** start **
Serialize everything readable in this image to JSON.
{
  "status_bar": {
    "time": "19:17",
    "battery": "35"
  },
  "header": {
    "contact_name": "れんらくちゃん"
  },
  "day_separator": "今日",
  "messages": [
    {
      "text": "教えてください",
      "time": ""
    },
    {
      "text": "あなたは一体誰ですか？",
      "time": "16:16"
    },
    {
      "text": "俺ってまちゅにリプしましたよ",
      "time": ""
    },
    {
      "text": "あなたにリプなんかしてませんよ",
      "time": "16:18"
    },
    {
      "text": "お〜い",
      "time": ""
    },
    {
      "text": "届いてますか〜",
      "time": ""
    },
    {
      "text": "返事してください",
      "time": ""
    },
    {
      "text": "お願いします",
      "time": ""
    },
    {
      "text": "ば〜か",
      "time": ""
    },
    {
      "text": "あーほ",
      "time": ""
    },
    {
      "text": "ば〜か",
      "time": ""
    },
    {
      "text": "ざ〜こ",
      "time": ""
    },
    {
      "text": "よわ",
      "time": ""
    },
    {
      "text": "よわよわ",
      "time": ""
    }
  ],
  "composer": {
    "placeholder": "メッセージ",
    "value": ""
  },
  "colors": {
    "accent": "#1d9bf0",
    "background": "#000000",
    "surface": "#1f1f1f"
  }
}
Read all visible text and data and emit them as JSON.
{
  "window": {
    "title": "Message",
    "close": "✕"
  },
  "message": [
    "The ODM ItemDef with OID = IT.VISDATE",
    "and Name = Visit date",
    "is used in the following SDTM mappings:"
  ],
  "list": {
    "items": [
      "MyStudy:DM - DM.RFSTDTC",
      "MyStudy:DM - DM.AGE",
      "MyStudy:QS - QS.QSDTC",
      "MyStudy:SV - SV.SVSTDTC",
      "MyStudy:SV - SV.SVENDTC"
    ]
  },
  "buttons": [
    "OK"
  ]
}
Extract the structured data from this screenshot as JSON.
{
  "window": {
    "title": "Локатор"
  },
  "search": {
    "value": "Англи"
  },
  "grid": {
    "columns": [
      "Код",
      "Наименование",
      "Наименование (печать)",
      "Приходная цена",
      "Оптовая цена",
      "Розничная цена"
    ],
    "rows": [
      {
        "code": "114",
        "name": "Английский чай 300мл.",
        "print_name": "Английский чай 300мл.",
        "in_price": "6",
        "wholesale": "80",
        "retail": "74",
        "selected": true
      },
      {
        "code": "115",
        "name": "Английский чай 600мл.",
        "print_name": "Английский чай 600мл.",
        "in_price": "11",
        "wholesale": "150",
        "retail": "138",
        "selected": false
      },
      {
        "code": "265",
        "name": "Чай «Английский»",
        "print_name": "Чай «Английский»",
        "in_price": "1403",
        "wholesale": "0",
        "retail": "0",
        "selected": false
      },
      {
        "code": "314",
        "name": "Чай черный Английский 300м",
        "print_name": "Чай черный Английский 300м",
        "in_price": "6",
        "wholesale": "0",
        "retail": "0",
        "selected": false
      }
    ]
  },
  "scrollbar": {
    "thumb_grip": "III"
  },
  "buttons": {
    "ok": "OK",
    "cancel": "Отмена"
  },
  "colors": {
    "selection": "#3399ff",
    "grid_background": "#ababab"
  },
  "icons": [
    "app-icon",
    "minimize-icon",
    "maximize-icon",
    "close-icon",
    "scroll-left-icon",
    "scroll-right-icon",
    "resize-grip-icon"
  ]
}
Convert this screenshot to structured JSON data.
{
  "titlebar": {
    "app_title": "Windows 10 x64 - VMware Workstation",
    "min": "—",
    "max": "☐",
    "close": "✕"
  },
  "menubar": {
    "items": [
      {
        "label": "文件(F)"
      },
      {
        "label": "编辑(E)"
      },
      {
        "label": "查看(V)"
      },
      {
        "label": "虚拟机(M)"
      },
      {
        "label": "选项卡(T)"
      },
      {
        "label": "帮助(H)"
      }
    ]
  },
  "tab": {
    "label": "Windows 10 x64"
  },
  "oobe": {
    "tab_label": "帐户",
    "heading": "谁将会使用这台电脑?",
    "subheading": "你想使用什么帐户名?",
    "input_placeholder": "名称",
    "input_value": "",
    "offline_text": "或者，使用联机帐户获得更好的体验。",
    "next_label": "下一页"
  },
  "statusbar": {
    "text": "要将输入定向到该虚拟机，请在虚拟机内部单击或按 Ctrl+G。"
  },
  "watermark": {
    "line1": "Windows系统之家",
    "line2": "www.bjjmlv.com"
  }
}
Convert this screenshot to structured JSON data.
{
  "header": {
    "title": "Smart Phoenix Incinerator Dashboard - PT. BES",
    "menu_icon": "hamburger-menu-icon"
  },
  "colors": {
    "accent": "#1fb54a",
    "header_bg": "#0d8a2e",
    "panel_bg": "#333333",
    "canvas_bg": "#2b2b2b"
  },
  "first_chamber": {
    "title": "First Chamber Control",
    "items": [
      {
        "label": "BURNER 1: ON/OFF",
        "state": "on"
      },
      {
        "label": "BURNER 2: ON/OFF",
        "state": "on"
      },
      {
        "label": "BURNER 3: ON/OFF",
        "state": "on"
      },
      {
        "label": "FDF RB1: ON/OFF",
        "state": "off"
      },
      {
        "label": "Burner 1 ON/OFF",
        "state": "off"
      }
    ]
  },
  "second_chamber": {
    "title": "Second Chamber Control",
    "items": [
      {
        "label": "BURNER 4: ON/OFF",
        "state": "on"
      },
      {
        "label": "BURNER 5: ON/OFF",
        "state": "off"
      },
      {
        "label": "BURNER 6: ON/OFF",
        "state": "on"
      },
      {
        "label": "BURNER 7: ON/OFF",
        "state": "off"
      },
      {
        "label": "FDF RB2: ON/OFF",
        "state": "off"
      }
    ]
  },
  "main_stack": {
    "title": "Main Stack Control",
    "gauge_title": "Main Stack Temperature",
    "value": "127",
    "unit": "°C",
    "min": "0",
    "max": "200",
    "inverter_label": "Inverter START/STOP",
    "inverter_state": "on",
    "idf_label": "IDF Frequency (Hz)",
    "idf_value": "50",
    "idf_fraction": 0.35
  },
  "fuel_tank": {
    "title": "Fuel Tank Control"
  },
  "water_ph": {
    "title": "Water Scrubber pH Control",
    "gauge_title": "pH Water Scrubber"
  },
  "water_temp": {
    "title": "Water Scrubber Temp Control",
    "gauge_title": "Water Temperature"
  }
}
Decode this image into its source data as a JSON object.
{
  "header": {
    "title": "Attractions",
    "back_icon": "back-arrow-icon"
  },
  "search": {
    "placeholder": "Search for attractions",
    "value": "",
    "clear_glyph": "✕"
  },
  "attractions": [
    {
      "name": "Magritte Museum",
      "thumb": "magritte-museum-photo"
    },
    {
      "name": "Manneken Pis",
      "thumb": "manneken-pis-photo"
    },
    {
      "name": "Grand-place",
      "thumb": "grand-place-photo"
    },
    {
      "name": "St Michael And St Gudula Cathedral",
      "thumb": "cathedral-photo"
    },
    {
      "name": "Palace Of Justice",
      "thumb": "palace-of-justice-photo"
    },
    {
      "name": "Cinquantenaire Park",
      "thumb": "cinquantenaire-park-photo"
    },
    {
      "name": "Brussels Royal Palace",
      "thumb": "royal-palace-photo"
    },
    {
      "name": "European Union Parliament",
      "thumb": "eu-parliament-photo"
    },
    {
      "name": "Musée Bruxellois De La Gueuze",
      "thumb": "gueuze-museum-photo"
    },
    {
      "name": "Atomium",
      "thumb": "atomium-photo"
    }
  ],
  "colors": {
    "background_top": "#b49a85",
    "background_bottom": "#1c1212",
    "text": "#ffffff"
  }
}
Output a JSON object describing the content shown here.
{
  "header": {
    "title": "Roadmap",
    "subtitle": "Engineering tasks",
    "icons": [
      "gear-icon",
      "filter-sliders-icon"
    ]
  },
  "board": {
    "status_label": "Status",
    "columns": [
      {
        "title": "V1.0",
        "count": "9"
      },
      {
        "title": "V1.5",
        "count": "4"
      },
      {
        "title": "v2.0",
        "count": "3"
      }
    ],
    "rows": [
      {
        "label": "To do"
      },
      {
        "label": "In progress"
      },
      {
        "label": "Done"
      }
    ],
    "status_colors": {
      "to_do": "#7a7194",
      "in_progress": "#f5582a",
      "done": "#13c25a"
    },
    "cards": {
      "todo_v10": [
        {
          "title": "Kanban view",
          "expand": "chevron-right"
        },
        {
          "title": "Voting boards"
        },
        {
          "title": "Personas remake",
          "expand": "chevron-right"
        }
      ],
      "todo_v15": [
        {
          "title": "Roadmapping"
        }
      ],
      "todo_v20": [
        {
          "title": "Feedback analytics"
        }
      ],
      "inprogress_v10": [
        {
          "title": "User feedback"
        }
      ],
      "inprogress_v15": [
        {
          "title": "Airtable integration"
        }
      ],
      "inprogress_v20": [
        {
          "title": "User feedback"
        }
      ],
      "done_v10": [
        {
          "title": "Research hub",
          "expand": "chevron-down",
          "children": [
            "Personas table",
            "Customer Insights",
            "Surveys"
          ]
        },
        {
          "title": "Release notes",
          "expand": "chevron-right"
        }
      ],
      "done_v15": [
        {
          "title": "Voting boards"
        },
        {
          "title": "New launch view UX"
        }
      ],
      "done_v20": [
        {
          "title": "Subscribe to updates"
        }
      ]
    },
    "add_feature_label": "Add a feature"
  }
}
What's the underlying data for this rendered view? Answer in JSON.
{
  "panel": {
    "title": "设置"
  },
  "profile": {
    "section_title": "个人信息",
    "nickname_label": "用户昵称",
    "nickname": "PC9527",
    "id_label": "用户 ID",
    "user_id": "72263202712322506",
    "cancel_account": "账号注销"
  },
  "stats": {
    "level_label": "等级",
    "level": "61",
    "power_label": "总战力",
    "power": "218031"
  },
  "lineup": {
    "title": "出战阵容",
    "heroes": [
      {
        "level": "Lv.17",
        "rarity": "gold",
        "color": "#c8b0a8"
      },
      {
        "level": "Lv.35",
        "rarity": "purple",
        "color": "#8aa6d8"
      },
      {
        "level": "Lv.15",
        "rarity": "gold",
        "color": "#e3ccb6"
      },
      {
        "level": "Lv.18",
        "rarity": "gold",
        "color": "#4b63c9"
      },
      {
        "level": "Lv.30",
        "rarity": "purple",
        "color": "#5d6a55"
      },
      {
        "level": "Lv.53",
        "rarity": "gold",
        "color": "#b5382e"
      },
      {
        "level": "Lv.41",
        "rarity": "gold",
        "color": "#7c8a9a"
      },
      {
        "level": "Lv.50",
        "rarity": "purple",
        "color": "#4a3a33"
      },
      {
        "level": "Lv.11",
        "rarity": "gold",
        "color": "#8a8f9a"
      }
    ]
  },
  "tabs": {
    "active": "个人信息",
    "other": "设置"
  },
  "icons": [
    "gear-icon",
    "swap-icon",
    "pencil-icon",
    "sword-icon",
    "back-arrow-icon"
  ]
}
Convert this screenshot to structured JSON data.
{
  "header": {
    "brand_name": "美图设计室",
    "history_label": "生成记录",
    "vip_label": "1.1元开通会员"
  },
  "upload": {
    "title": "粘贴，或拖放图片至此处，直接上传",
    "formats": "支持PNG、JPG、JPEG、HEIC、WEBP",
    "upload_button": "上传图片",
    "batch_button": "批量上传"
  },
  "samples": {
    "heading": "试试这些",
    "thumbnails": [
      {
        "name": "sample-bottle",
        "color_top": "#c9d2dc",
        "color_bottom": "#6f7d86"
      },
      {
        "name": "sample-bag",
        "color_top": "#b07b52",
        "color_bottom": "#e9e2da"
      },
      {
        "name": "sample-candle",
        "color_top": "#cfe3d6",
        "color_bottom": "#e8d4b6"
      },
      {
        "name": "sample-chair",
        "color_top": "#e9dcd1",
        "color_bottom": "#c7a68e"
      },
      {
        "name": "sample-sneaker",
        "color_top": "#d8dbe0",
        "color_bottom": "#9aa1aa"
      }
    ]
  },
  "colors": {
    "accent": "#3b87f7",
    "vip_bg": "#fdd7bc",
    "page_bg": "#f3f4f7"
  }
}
** end **
Goal –
Check each line above for the word "data", and copy the lines where it appears.

Complete response –
Read all visible text and data and emit them as JSON.
Extract the structured data from this screenshot as JSON.
Convert this screenshot to structured JSON data.
Convert this screenshot to structured JSON data.
Decode this image into its source data as a JSON object.
What's the underlying data for this rendered view? Answer in JSON.
Convert this screenshot to structured JSON data.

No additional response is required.